● **AIM**
Identify every line in the records below that contains the word "text", and copy each of those lines.

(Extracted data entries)
──────
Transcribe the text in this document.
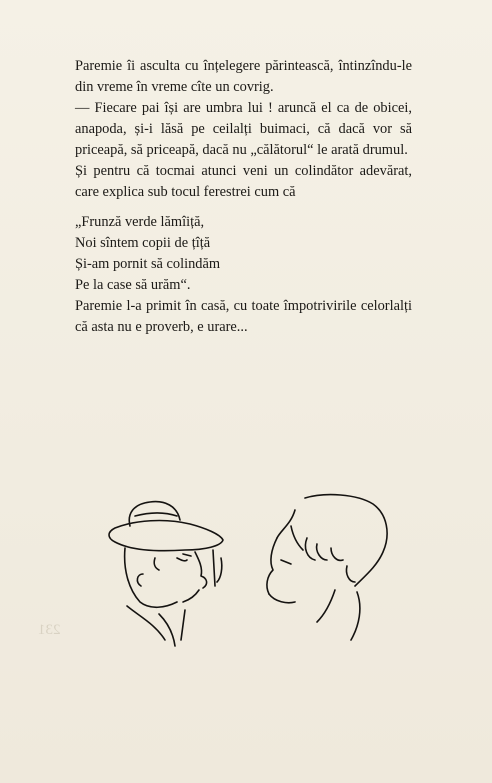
231

Paremie îi asculta cu înțelegere părintească, întinzîndu-le din vreme în vreme cîte un covrig.

— Fiecare pai își are umbra lui ! aruncă el ca de obicei, anapoda, și-i lăsă pe ceilalți buimaci, că dacă vor să priceapă, să priceapă, dacă nu „călătorul“ le arată drumul.

Și pentru că tocmai atunci veni un colindător adevărat, care explica sub tocul ferestrei cum că

„Frunză verde lămîiță,
Noi sîntem copii de țîță
Și-am pornit să colindăm
Pe la case să urăm“.

Paremie l-a primit în casă, cu toate împotrivirile celorlalți că asta nu e proverb, e urare...
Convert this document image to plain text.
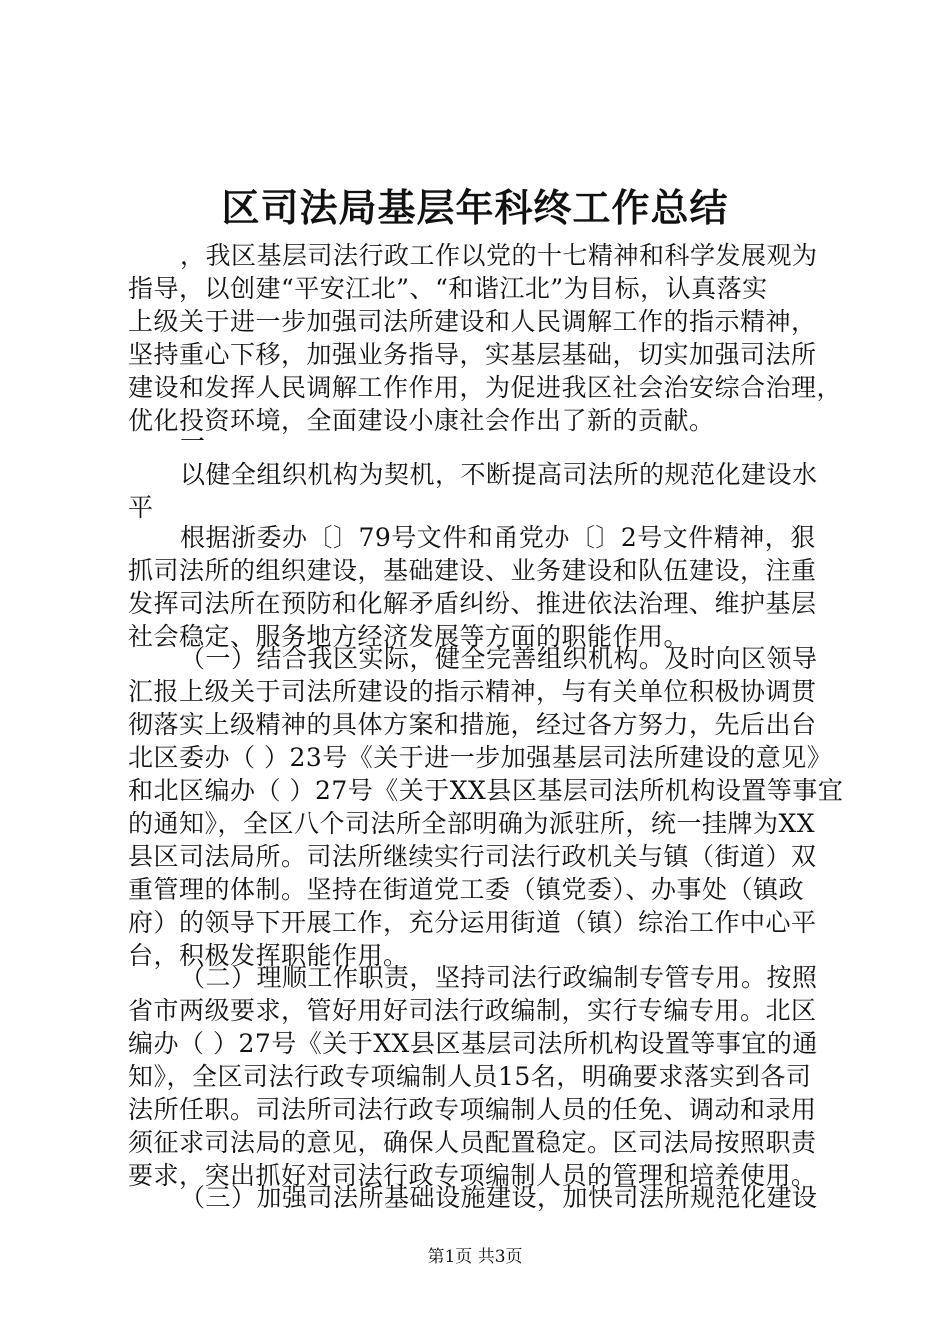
区司法局基层年科终工作总结
，我区基层司法行政工作以党的十七精神和科学发展观为
指导，以创建“平安江北”、“和谐江北”为目标，认真落实
上级关于进一步加强司法所建设和人民调解工作的指示精神，
坚持重心下移，加强业务指导，实基层基础，切实加强司法所
建设和发挥人民调解工作作用，为促进我区社会治安综合治理，
优化投资环境，全面建设小康社会作出了新的贡献。
一
以健全组织机构为契机，不断提高司法所的规范化建设水
平
根据浙委办〔〕79号文件和甬党办〔〕2号文件精神，狠
抓司法所的组织建设，基础建设、业务建设和队伍建设，注重
发挥司法所在预防和化解矛盾纠纷、推进依法治理、维护基层
社会稳定、服务地方经济发展等方面的职能作用。
（一）结合我区实际，健全完善组织机构。及时向区领导
汇报上级关于司法所建设的指示精神，与有关单位积极协调贯
彻落实上级精神的具体方案和措施，经过各方努力，先后出台
北区委办（ ）23号《关于进一步加强基层司法所建设的意见》
和北区编办（ ）27号《关于XX县区基层司法所机构设置等事宜
的通知》，全区八个司法所全部明确为派驻所，统一挂牌为XX
县区司法局所。司法所继续实行司法行政机关与镇（街道）双
重管理的体制。坚持在街道党工委（镇党委）、办事处（镇政
府）的领导下开展工作，充分运用街道（镇）综治工作中心平
台，积极发挥职能作用。
（二）理顺工作职责，坚持司法行政编制专管专用。按照
省市两级要求，管好用好司法行政编制，实行专编专用。北区
编办（ ）27号《关于XX县区基层司法所机构设置等事宜的通
知》，全区司法行政专项编制人员15名，明确要求落实到各司
法所任职。司法所司法行政专项编制人员的任免、调动和录用
须征求司法局的意见，确保人员配置稳定。区司法局按照职责
要求，突出抓好对司法行政专项编制人员的管理和培养使用。
（三）加强司法所基础设施建设，加快司法所规范化建设
第1页 共3页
──────
● **PROBLEM SOLUTION**
Transcribe the text in this document.
Convert this document image to plain text.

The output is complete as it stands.